_Written task_
Set down, in full, every record in the block.

_Excerpted records_
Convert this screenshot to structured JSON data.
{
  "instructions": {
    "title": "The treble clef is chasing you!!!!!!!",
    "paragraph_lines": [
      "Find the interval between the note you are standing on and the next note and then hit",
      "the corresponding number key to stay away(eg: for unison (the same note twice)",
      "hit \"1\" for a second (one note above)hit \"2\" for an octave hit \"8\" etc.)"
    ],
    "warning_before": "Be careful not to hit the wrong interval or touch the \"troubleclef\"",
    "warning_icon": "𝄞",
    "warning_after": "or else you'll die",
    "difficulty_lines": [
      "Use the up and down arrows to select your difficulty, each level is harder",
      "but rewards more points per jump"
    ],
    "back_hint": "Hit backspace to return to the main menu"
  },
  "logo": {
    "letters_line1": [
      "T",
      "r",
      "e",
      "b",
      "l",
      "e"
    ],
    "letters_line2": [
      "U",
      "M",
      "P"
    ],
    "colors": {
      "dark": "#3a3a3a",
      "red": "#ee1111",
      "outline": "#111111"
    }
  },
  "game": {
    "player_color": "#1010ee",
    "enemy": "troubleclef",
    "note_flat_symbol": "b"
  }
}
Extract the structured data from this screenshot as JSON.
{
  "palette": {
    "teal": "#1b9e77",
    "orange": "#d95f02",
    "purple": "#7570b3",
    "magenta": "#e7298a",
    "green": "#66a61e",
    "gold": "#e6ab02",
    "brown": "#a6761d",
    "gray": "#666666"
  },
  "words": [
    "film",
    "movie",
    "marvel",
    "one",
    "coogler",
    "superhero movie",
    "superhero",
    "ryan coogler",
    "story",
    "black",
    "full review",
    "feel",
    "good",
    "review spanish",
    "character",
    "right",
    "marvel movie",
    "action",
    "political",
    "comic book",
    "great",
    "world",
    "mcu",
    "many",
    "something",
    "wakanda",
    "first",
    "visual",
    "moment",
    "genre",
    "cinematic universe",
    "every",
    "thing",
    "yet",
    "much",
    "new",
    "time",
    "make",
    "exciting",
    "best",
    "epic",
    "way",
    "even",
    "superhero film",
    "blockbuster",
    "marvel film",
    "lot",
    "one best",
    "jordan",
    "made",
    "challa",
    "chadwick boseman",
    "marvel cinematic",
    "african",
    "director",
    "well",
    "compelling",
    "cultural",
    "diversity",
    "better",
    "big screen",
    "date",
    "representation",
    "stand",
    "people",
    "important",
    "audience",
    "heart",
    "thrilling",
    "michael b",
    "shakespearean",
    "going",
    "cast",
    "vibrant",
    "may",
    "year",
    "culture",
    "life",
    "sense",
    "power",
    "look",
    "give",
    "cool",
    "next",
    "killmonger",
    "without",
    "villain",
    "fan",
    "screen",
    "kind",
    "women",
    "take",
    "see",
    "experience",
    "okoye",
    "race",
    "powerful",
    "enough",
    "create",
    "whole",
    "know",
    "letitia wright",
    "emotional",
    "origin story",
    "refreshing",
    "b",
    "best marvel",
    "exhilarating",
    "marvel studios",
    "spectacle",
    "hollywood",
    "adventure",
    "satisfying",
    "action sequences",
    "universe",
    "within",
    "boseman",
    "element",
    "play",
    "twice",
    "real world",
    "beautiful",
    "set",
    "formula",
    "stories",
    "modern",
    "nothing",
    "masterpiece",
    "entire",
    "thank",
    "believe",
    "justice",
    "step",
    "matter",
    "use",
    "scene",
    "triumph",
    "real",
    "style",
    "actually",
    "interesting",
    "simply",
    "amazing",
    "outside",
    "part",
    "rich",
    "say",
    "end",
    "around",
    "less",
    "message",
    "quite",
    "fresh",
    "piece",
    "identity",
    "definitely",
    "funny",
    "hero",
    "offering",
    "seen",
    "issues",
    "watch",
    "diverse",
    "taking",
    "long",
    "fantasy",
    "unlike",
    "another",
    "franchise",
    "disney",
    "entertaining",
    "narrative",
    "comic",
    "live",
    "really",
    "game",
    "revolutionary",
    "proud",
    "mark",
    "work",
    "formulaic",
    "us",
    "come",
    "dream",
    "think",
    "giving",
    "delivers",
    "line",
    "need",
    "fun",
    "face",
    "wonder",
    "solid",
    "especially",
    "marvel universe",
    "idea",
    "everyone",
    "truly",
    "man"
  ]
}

_Solution to this exercise_
Convert this screenshot to structured JSON data.
{
  "instructions": {
    "title": "The treble clef is chasing you!!!!!!!",
    "paragraph_lines": [
      "Find the interval between the note you are standing on and the next note and then hit",
      "the corresponding number key to stay away(eg: for unison (the same note twice)",
      "hit \"1\" for a second (one note above)hit \"2\" for an octave hit \"8\" etc.)"
    ],
    "warning_before": "Be careful not to hit the wrong interval or touch the \"troubleclef\"",
    "warning_icon": "𝄞",
    "warning_after": "or else you'll die",
    "difficulty_lines": [
      "Use the up and down arrows to select your difficulty, each level is harder",
      "but rewards more points per jump"
    ],
    "back_hint": "Hit backspace to return to the main menu"
  },
  "logo": {
    "letters_line1": [
      "T",
      "r",
      "e",
      "b",
      "l",
      "e"
    ],
    "letters_line2": [
      "U",
      "M",
      "P"
    ],
    "colors": {
      "dark": "#3a3a3a",
      "red": "#ee1111",
      "outline": "#111111"
    }
  },
  "game": {
    "player_color": "#1010ee",
    "enemy": "troubleclef",
    "note_flat_symbol": "b"
  }
}
Extract the structured data from this screenshot as JSON.
{
  "palette": {
    "teal": "#1b9e77",
    "orange": "#d95f02",
    "purple": "#7570b3",
    "magenta": "#e7298a",
    "green": "#66a61e",
    "gold": "#e6ab02",
    "brown": "#a6761d",
    "gray": "#666666"
  },
  "words": [
    "film",
    "movie",
    "marvel",
    "one",
    "coogler",
    "superhero movie",
    "superhero",
    "ryan coogler",
    "story",
    "black",
    "full review",
    "feel",
    "good",
    "review spanish",
    "character",
    "right",
    "marvel movie",
    "action",
    "political",
    "comic book",
    "great",
    "world",
    "mcu",
    "many",
    "something",
    "wakanda",
    "first",
    "visual",
    "moment",
    "genre",
    "cinematic universe",
    "every",
    "thing",
    "yet",
    "much",
    "new",
    "time",
    "make",
    "exciting",
    "best",
    "epic",
    "way",
    "even",
    "superhero film",
    "blockbuster",
    "marvel film",
    "lot",
    "one best",
    "jordan",
    "made",
    "challa",
    "chadwick boseman",
    "marvel cinematic",
    "african",
    "director",
    "well",
    "compelling",
    "cultural",
    "diversity",
    "better",
    "big screen",
    "date",
    "representation",
    "stand",
    "people",
    "important",
    "audience",
    "heart",
    "thrilling",
    "michael b",
    "shakespearean",
    "going",
    "cast",
    "vibrant",
    "may",
    "year",
    "culture",
    "life",
    "sense",
    "power",
    "look",
    "give",
    "cool",
    "next",
    "killmonger",
    "without",
    "villain",
    "fan",
    "screen",
    "kind",
    "women",
    "take",
    "see",
    "experience",
    "okoye",
    "race",
    "powerful",
    "enough",
    "create",
    "whole",
    "know",
    "letitia wright",
    "emotional",
    "origin story",
    "refreshing",
    "b",
    "best marvel",
    "exhilarating",
    "marvel studios",
    "spectacle",
    "hollywood",
    "adventure",
    "satisfying",
    "action sequences",
    "universe",
    "within",
    "boseman",
    "element",
    "play",
    "twice",
    "real world",
    "beautiful",
    "set",
    "formula",
    "stories",
    "modern",
    "nothing",
    "masterpiece",
    "entire",
    "thank",
    "believe",
    "justice",
    "step",
    "matter",
    "use",
    "scene",
    "triumph",
    "real",
    "style",
    "actually",
    "interesting",
    "simply",
    "amazing",
    "outside",
    "part",
    "rich",
    "say",
    "end",
    "around",
    "less",
    "message",
    "quite",
    "fresh",
    "piece",
    "identity",
    "definitely",
    "funny",
    "hero",
    "offering",
    "seen",
    "issues",
    "watch",
    "diverse",
    "taking",
    "long",
    "fantasy",
    "unlike",
    "another",
    "franchise",
    "disney",
    "entertaining",
    "narrative",
    "comic",
    "live",
    "really",
    "game",
    "revolutionary",
    "proud",
    "mark",
    "work",
    "formulaic",
    "us",
    "come",
    "dream",
    "think",
    "giving",
    "delivers",
    "line",
    "need",
    "fun",
    "face",
    "wonder",
    "solid",
    "especially",
    "marvel universe",
    "idea",
    "everyone",
    "truly",
    "man"
  ]
}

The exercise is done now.